Work to complete - Return the number of lines in which the word "true" appears; add nothing else.

Dataset entries
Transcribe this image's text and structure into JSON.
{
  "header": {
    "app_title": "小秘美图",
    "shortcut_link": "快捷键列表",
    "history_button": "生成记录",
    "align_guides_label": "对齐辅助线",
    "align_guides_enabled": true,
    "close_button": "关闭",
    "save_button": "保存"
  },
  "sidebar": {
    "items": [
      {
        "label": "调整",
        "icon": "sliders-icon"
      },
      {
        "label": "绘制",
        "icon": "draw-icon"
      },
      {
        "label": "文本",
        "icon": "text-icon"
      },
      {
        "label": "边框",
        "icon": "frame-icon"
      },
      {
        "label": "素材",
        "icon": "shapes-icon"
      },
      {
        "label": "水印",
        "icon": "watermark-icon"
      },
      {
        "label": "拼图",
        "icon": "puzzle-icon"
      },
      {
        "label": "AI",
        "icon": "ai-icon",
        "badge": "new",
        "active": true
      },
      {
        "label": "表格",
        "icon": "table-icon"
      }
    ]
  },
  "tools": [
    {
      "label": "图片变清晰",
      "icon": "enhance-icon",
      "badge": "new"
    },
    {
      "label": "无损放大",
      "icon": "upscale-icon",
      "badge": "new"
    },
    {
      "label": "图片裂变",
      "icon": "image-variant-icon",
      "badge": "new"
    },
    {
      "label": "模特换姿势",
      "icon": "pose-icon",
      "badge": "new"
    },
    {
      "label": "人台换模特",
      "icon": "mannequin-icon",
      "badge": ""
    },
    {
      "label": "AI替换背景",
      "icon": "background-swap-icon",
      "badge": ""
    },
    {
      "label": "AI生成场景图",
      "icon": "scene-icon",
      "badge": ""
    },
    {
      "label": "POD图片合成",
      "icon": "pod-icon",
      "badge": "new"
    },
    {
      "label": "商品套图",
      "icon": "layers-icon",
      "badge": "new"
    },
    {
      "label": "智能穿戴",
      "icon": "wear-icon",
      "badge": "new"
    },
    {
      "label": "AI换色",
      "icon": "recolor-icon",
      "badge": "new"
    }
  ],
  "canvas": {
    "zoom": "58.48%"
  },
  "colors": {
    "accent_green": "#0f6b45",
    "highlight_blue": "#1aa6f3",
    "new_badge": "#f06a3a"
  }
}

Answer to this problem - 2